* BEGIN *

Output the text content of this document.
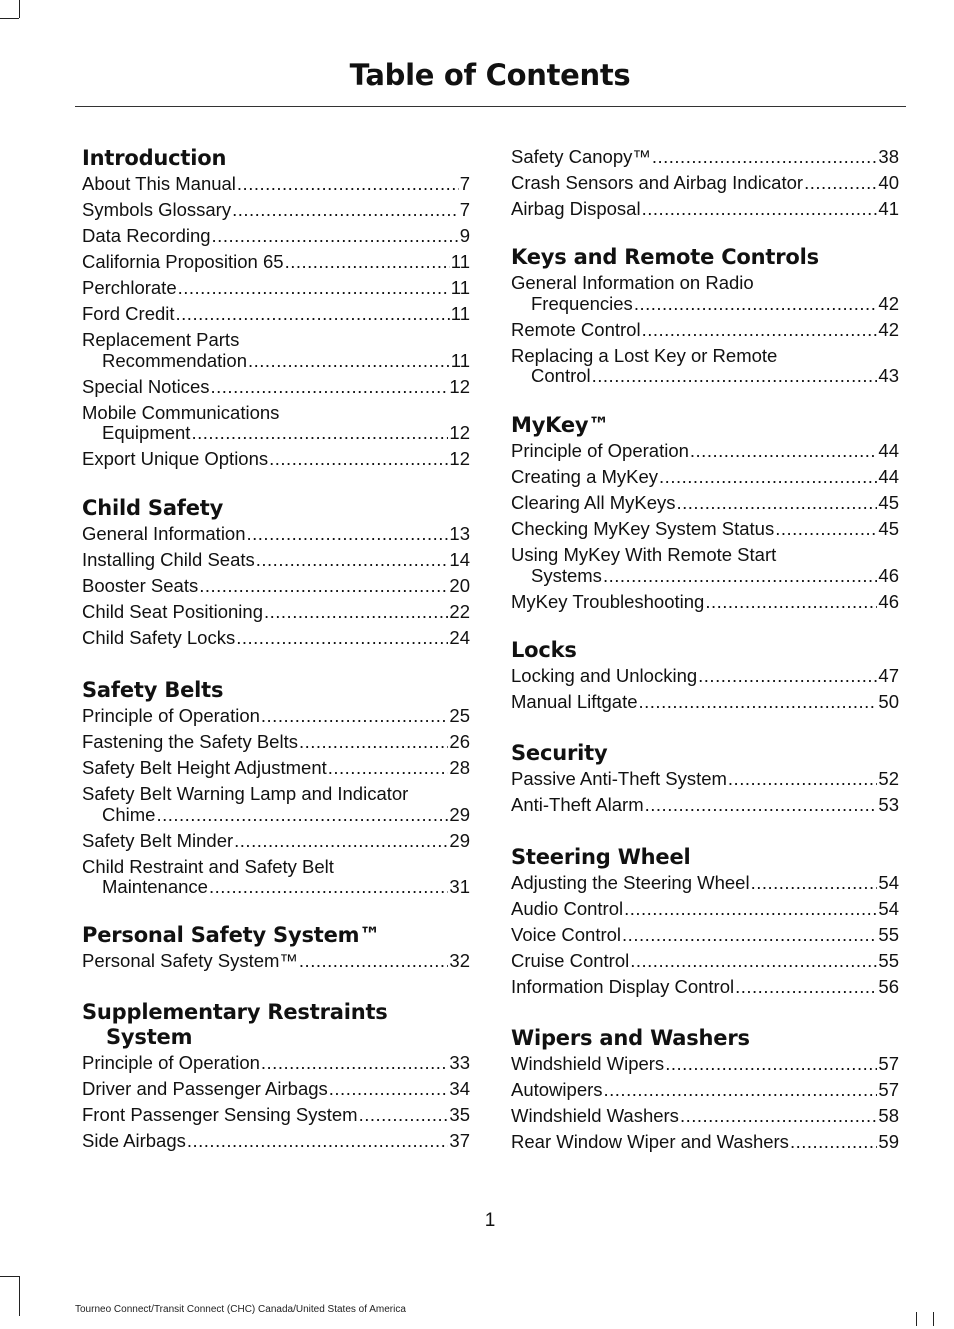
Table of Contents
Introduction
About This Manual .....	7
Symbols Glossary .....	7
Data Recording .....	9
California Proposition 65 .....	11
Perchlorate .....	11
Ford Credit .....	11
Replacement Parts
Recommendation .....	11
Special Notices .....	12
Mobile Communications
Equipment .....	12
Export Unique Options .....	12
Child Safety
General Information .....	13
Installing Child Seats .....	14
Booster Seats .....	20
Child Seat Positioning .....	22
Child Safety Locks .....	24
Safety Belts
Principle of Operation .....	25
Fastening the Safety Belts .....	26
Safety Belt Height Adjustment .....	28
Safety Belt Warning Lamp and Indicator
Chime .....	29
Safety Belt Minder .....	29
Child Restraint and Safety Belt
Maintenance .....	31
Personal Safety System™
Personal Safety System™ .....	32
Supplementary Restraints
System
Principle of Operation .....	33
Driver and Passenger Airbags .....	34
Front Passenger Sensing System .....	35
Side Airbags .....	37
Safety Canopy™ .....	38
Crash Sensors and Airbag Indicator .....	40
Airbag Disposal .....	41
Keys and Remote Controls
General Information on Radio
Frequencies .....	42
Remote Control .....	42
Replacing a Lost Key or Remote
Control .....	43
MyKey™
Principle of Operation .....	44
Creating a MyKey .....	44
Clearing All MyKeys .....	45
Checking MyKey System Status .....	45
Using MyKey With Remote Start
Systems .....	46
MyKey Troubleshooting .....	46
Locks
Locking and Unlocking .....	47
Manual Liftgate .....	50
Security
Passive Anti-Theft System .....	52
Anti-Theft Alarm .....	53
Steering Wheel
Adjusting the Steering Wheel .....	54
Audio Control .....	54
Voice Control .....	55
Cruise Control .....	55
Information Display Control .....	56
Wipers and Washers
Windshield Wipers .....	57
Autowipers .....	57
Windshield Washers .....	58
Rear Window Wiper and Washers .....	59
1
Tourneo Connect/Transit Connect (CHC) Canada/United States of America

* END *

[DESCRIPTION OF THE TASK] Transcribe every entry word for word, but skip the pictures.

[EXERCISE OUTPUT]
Output the text content of this document.
Table of Contents
Introduction
About This Manual .....	7
Symbols Glossary .....	7
Data Recording .....	9
California Proposition 65 .....	11
Perchlorate .....	11
Ford Credit .....	11
Replacement Parts
Recommendation .....	11
Special Notices .....	12
Mobile Communications
Equipment .....	12
Export Unique Options .....	12
Child Safety
General Information .....	13
Installing Child Seats .....	14
Booster Seats .....	20
Child Seat Positioning .....	22
Child Safety Locks .....	24
Safety Belts
Principle of Operation .....	25
Fastening the Safety Belts .....	26
Safety Belt Height Adjustment .....	28
Safety Belt Warning Lamp and Indicator
Chime .....	29
Safety Belt Minder .....	29
Child Restraint and Safety Belt
Maintenance .....	31
Personal Safety System™
Personal Safety System™ .....	32
Supplementary Restraints
System
Principle of Operation .....	33
Driver and Passenger Airbags .....	34
Front Passenger Sensing System .....	35
Side Airbags .....	37
Safety Canopy™ .....	38
Crash Sensors and Airbag Indicator .....	40
Airbag Disposal .....	41
Keys and Remote Controls
General Information on Radio
Frequencies .....	42
Remote Control .....	42
Replacing a Lost Key or Remote
Control .....	43
MyKey™
Principle of Operation .....	44
Creating a MyKey .....	44
Clearing All MyKeys .....	45
Checking MyKey System Status .....	45
Using MyKey With Remote Start
Systems .....	46
MyKey Troubleshooting .....	46
Locks
Locking and Unlocking .....	47
Manual Liftgate .....	50
Security
Passive Anti-Theft System .....	52
Anti-Theft Alarm .....	53
Steering Wheel
Adjusting the Steering Wheel .....	54
Audio Control .....	54
Voice Control .....	55
Cruise Control .....	55
Information Display Control .....	56
Wipers and Washers
Windshield Wipers .....	57
Autowipers .....	57
Windshield Washers .....	58
Rear Window Wiper and Washers .....	59
1
Tourneo Connect/Transit Connect (CHC) Canada/United States of America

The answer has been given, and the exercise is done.